**EXERCISE:** Lift every line from the entries that includes the word "medios".

======== DATA FOR THIS TASK

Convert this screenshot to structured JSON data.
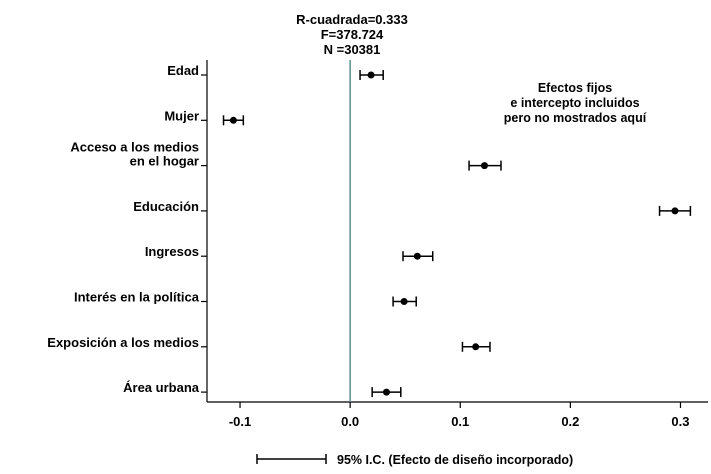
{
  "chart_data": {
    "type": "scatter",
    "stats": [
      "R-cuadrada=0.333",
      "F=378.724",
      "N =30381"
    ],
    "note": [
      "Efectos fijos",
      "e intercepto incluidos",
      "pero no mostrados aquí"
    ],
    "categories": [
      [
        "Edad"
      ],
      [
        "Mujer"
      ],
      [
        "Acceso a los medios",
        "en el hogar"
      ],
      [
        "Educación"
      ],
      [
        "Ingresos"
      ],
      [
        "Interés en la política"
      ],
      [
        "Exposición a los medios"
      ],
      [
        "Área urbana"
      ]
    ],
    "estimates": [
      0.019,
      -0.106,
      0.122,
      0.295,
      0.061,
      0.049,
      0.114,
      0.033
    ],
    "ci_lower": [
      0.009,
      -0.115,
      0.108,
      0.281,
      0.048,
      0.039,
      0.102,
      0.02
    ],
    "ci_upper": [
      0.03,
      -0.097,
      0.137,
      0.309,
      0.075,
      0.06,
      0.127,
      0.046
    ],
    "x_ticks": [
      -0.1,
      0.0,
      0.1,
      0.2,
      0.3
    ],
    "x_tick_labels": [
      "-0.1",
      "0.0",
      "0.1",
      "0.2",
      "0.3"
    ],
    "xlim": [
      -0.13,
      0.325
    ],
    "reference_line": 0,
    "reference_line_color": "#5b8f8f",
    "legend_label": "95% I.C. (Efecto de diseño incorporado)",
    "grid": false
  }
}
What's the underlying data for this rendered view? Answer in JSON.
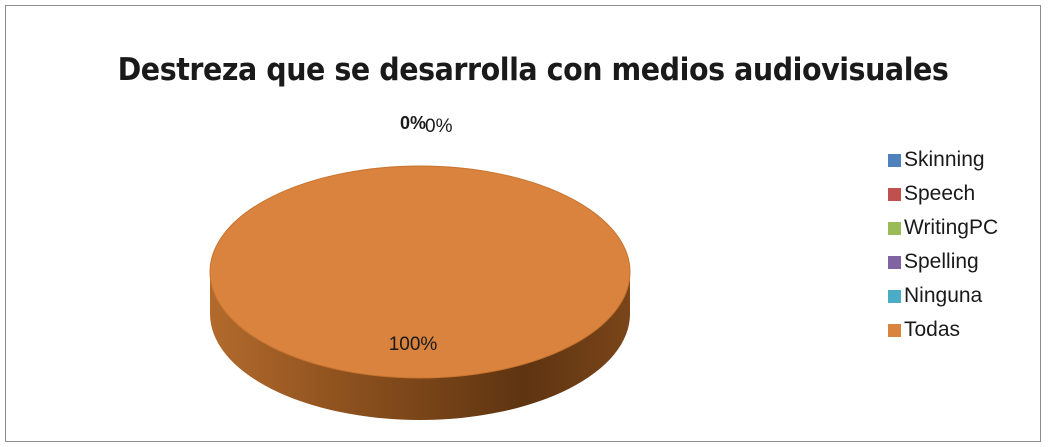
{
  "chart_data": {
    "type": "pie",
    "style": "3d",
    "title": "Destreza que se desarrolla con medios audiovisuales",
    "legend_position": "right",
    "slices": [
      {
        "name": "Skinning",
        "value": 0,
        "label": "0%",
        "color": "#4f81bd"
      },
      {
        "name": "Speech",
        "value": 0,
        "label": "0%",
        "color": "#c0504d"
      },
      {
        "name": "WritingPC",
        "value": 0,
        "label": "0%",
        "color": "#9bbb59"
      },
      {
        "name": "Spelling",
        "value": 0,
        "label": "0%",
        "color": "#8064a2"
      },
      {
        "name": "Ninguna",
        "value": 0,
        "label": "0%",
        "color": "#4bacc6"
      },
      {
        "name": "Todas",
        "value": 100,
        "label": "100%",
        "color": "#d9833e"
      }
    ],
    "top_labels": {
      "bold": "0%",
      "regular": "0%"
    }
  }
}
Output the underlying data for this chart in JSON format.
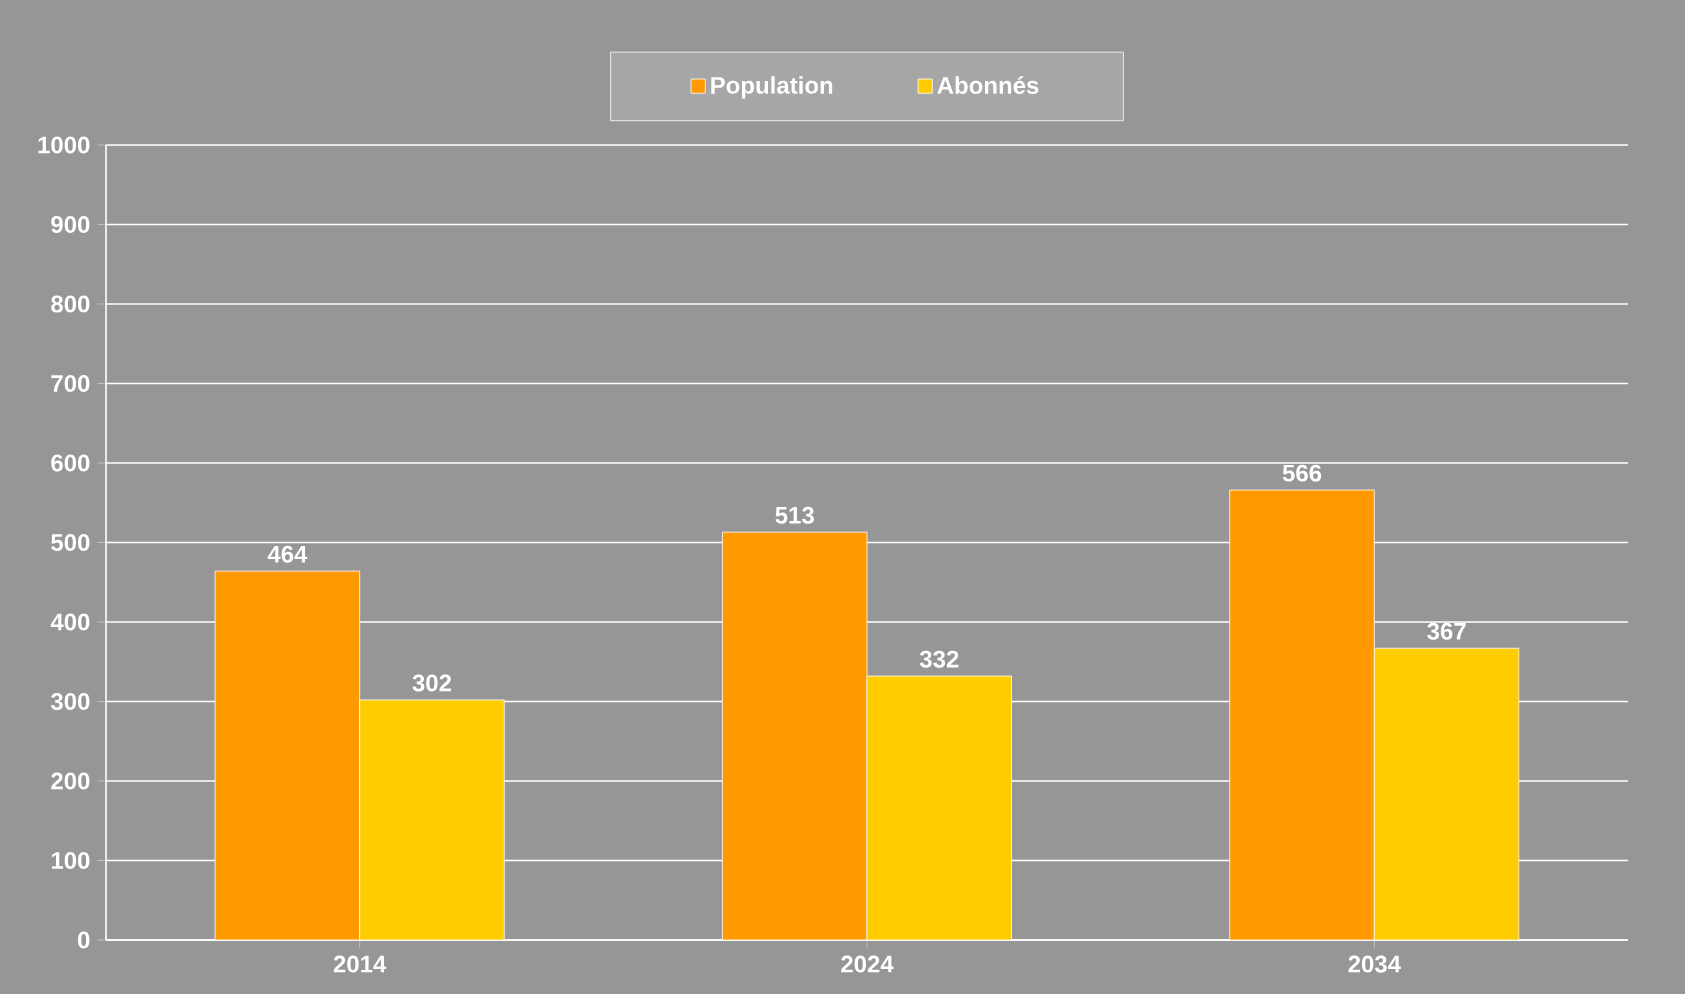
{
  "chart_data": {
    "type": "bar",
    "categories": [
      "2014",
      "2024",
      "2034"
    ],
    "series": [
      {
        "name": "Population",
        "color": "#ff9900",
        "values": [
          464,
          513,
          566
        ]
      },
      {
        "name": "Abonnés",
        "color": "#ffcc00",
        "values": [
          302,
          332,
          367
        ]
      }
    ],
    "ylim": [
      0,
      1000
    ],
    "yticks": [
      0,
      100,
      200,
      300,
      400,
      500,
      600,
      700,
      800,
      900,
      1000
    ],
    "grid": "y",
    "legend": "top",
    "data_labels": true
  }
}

================

**RESULT FOR THIS EXERCISE:**
        "Acceso a los medios",
        "Exposición a los medios"
    "title": "Destreza que se desarrolla con medios audiovisuales",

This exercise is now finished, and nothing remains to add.